▶ Records to process:
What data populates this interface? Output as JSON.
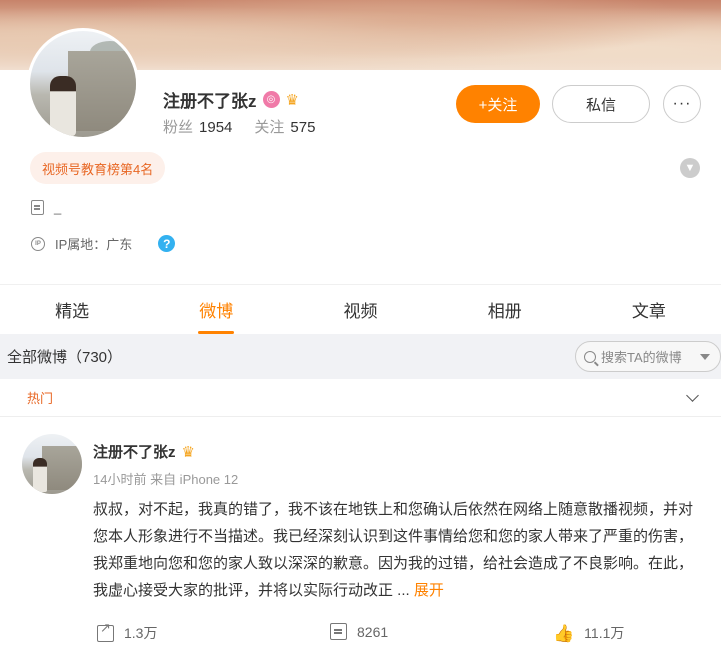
{
  "profile": {
    "name": "注册不了张z",
    "badge_icon": "verified-badge-icon",
    "crown_icon": "crown-icon",
    "fans_label": "粉丝",
    "fans_count": "1954",
    "following_label": "关注",
    "following_count": "575",
    "follow_button": "+关注",
    "message_button": "私信",
    "more_button": "···",
    "rank_tag": "视频号教育榜第4名",
    "bio": "_",
    "ip_location": "IP属地：广东"
  },
  "tabs": [
    {
      "label": "精选",
      "active": false
    },
    {
      "label": "微博",
      "active": true
    },
    {
      "label": "视频",
      "active": false
    },
    {
      "label": "相册",
      "active": false
    },
    {
      "label": "文章",
      "active": false
    }
  ],
  "filter": {
    "title": "全部微博（730）",
    "search_placeholder": "搜索TA的微博"
  },
  "feed": {
    "section_label": "热门",
    "post": {
      "author": "注册不了张z",
      "meta": "14小时前 来自 iPhone 12",
      "text": "叔叔，对不起，我真的错了，我不该在地铁上和您确认后依然在网络上随意散播视频，并对您本人形象进行不当描述。我已经深刻认识到这件事情给您和您的家人带来了严重的伤害，我郑重地向您和您的家人致以深深的歉意。因为我的过错，给社会造成了不良影响。在此，我虚心接受大家的批评，并将以实际行动改正 ...",
      "expand": "展开",
      "shares": "1.3万",
      "comments": "8261",
      "likes": "11.1万"
    }
  },
  "colors": {
    "accent": "#ff8200",
    "tag_text": "#e86724",
    "help_blue": "#33b1f0"
  }
}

▶ Task instructions: From the listing above, copy out each line where the word "icon" appears.

▶ Written solution:
    "badge_icon": "verified-badge-icon",
    "crown_icon": "crown-icon",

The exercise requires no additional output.